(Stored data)

--- START ---

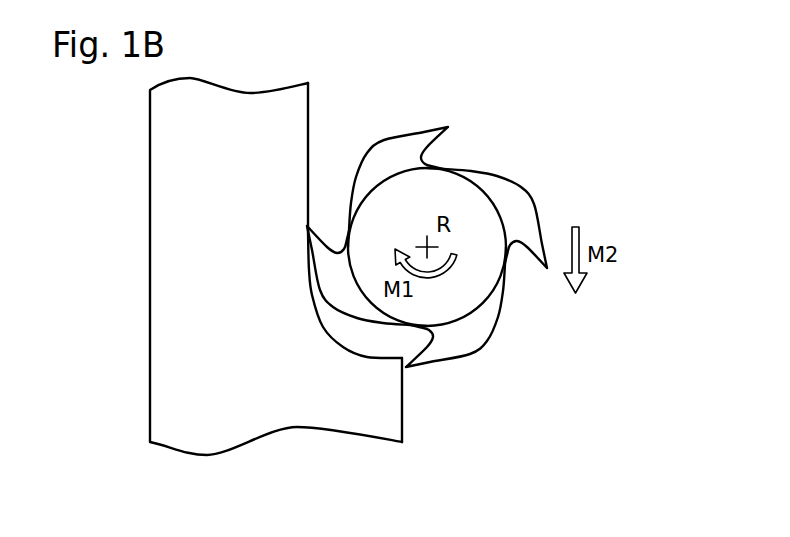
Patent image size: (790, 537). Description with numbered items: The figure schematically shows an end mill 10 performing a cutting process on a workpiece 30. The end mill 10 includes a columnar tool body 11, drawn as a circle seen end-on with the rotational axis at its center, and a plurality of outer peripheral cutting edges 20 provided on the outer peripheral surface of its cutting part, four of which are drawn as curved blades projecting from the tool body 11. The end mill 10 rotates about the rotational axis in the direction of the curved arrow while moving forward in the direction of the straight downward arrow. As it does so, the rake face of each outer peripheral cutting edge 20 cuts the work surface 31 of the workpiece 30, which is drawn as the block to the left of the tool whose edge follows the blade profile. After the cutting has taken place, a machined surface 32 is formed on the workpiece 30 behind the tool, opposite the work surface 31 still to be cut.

The end mill 10 is at (459, 247).
The tool body 11 is at (480, 288).
The outer peripheral cutting edge 20 is at (425, 145).
The workpiece 30 is at (150, 238).
The work surface 31 is at (404, 405).
The machined surface 32 is at (309, 130).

--- END ---

(Exercise directions)
How many lines of the records above contain the string "peripheral", with case counting? Reply with the number only.

(Result of the task)
2